## SUPPLIED DATA

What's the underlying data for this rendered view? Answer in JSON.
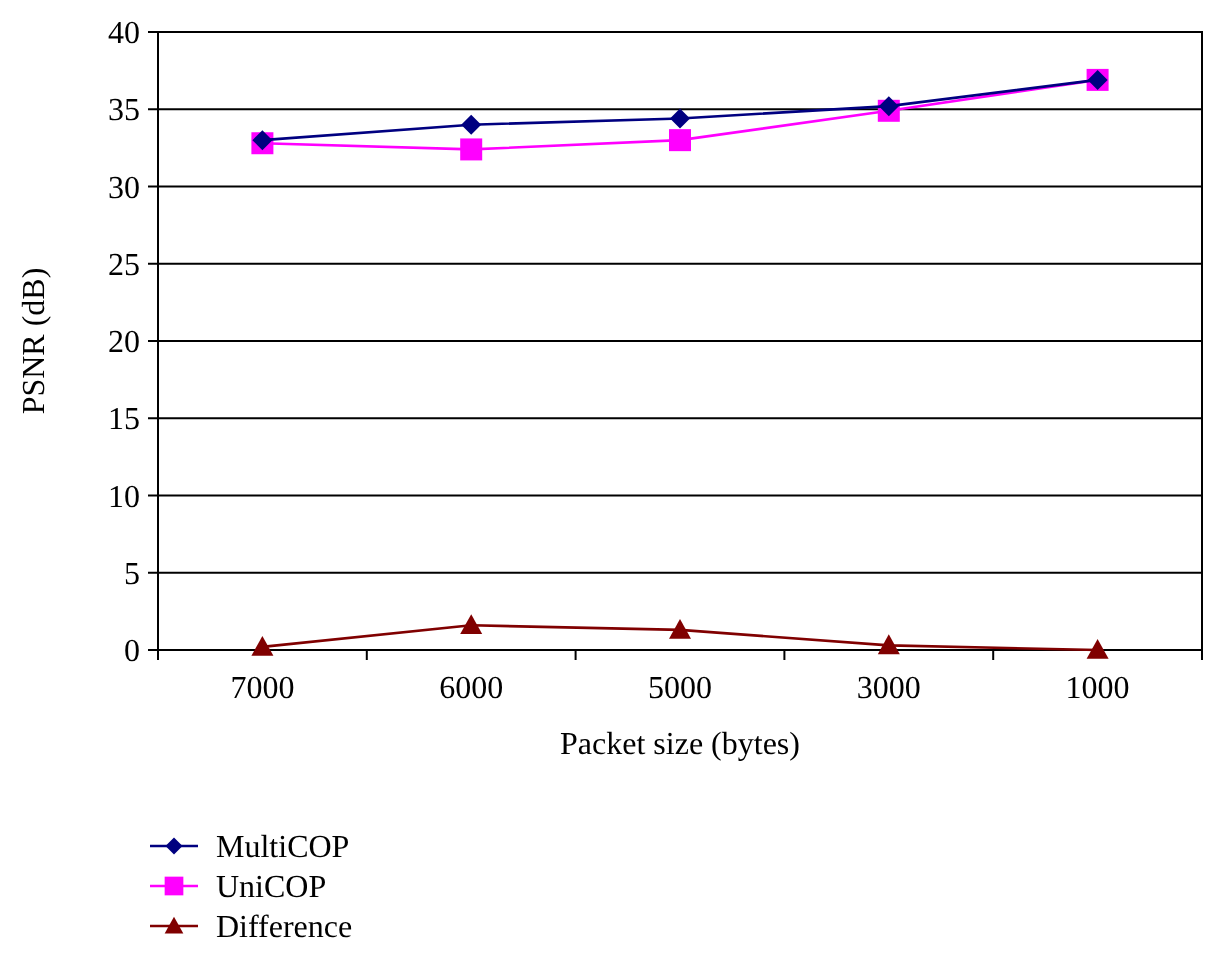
{
  "chart_data": {
    "type": "line",
    "xlabel": "Packet size (bytes)",
    "ylabel": "PSNR (dB)",
    "categories": [
      "7000",
      "6000",
      "5000",
      "3000",
      "1000"
    ],
    "ylim": [
      0,
      40
    ],
    "yticks": [
      0,
      5,
      10,
      15,
      20,
      25,
      30,
      35,
      40
    ],
    "grid": "y",
    "legend": "bottom left",
    "series": [
      {
        "name": "MultiCOP",
        "color": "#000080",
        "marker": "diamond",
        "values": [
          33.0,
          34.0,
          34.4,
          35.2,
          36.9
        ]
      },
      {
        "name": "UniCOP",
        "color": "#ff00ff",
        "marker": "square",
        "values": [
          32.8,
          32.4,
          33.0,
          34.9,
          36.9
        ]
      },
      {
        "name": "Difference",
        "color": "#800000",
        "marker": "triangle",
        "values": [
          0.2,
          1.6,
          1.3,
          0.3,
          0.0
        ]
      }
    ]
  }
}
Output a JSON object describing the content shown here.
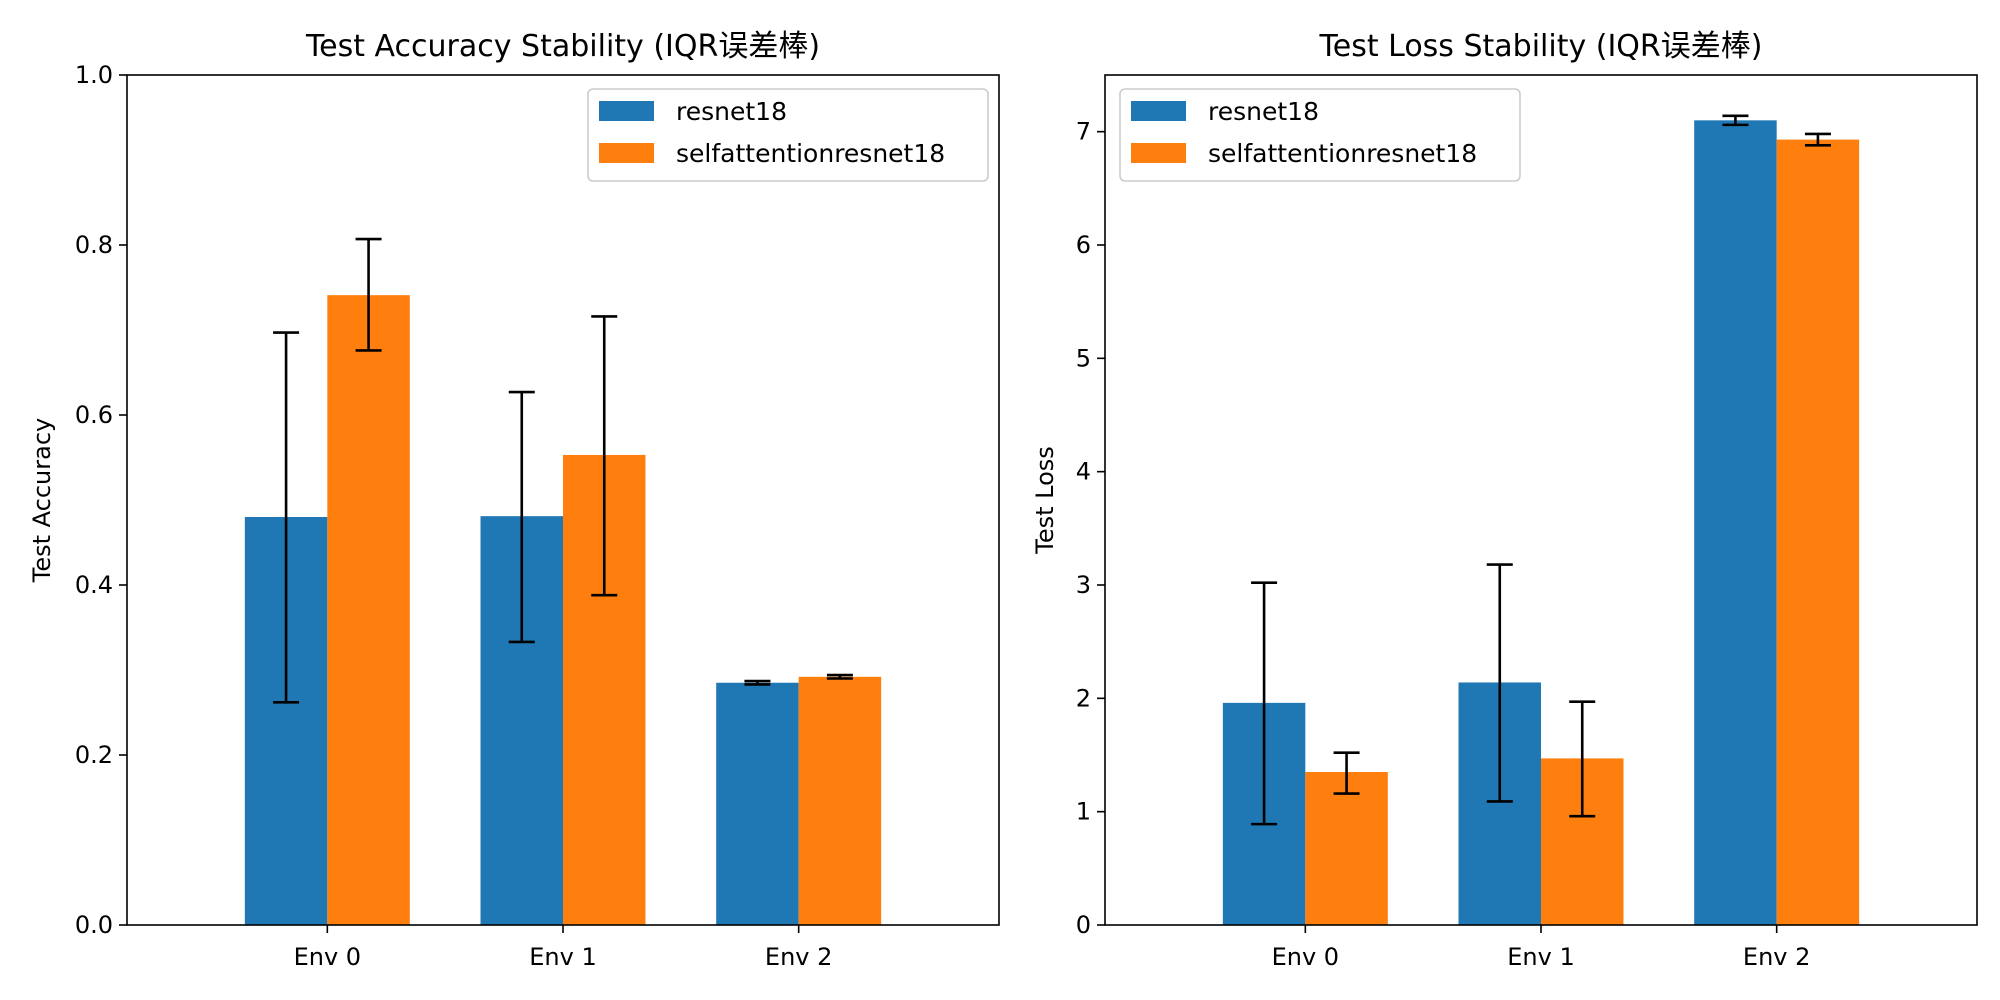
{
  "colors": {
    "resnet18": "#1f77b4",
    "selfattentionresnet18": "#ff7f0e",
    "errorbar": "#000000",
    "axes": "#000000"
  },
  "chart_data": [
    {
      "type": "bar",
      "title": "Test Accuracy Stability (IQR误差棒)",
      "xlabel": "",
      "ylabel": "Test Accuracy",
      "ylim": [
        0,
        1.0
      ],
      "yticks": [
        0.0,
        0.2,
        0.4,
        0.6,
        0.8,
        1.0
      ],
      "ytick_labels": [
        "0.0",
        "0.2",
        "0.4",
        "0.6",
        "0.8",
        "1.0"
      ],
      "categories": [
        "Env 0",
        "Env 1",
        "Env 2"
      ],
      "legend_position": "top-right",
      "grid": false,
      "series": [
        {
          "name": "resnet18",
          "values": [
            0.48,
            0.481,
            0.285
          ],
          "err_low": [
            0.262,
            0.333,
            0.283
          ],
          "err_high": [
            0.697,
            0.627,
            0.287
          ]
        },
        {
          "name": "selfattentionresnet18",
          "values": [
            0.741,
            0.553,
            0.292
          ],
          "err_low": [
            0.676,
            0.388,
            0.29
          ],
          "err_high": [
            0.807,
            0.716,
            0.294
          ]
        }
      ]
    },
    {
      "type": "bar",
      "title": "Test Loss Stability (IQR误差棒)",
      "xlabel": "",
      "ylabel": "Test Loss",
      "ylim": [
        0,
        7.5
      ],
      "yticks": [
        0,
        1,
        2,
        3,
        4,
        5,
        6,
        7
      ],
      "ytick_labels": [
        "0",
        "1",
        "2",
        "3",
        "4",
        "5",
        "6",
        "7"
      ],
      "categories": [
        "Env 0",
        "Env 1",
        "Env 2"
      ],
      "legend_position": "top-left",
      "grid": false,
      "series": [
        {
          "name": "resnet18",
          "values": [
            1.96,
            2.14,
            7.1
          ],
          "err_low": [
            0.89,
            1.09,
            7.06
          ],
          "err_high": [
            3.02,
            3.18,
            7.14
          ]
        },
        {
          "name": "selfattentionresnet18",
          "values": [
            1.35,
            1.47,
            6.93
          ],
          "err_low": [
            1.16,
            0.96,
            6.88
          ],
          "err_high": [
            1.52,
            1.97,
            6.98
          ]
        }
      ]
    }
  ]
}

## WHAT THE EXERCISE ASKS
Go through the listing above and pull out each line containing the word "left".

## COMPLETE ANSWER
    "legend": "bottom left",
      "legend_position": "top-left",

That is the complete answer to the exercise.